## EXERCISE OBJECTIVE
Give back all the data exactly, line by line.

Saved data entries:
:::::
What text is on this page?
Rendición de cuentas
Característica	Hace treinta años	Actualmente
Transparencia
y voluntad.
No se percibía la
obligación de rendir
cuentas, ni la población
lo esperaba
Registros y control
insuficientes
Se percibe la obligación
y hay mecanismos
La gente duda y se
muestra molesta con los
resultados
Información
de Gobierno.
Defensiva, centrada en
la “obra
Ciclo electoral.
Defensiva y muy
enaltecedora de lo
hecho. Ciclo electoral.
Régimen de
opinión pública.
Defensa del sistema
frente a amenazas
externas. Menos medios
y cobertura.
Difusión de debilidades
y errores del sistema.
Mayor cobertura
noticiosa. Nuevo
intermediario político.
:::::
## REPLY TO THE TASK
What text is on this page?
Rendición de cuentas
Característica	Hace treinta años	Actualmente
Transparencia
y voluntad.
No se percibía la
obligación de rendir
cuentas, ni la población
lo esperaba
Registros y control
insuficientes
Se percibe la obligación
y hay mecanismos
La gente duda y se
muestra molesta con los
resultados
Información
de Gobierno.
Defensiva, centrada en
la “obra
Ciclo electoral.
Defensiva y muy
enaltecedora de lo
hecho. Ciclo electoral.
Régimen de
opinión pública.
Defensa del sistema
frente a amenazas
externas. Menos medios
y cobertura.
Difusión de debilidades
y errores del sistema.
Mayor cobertura
noticiosa. Nuevo
intermediario político.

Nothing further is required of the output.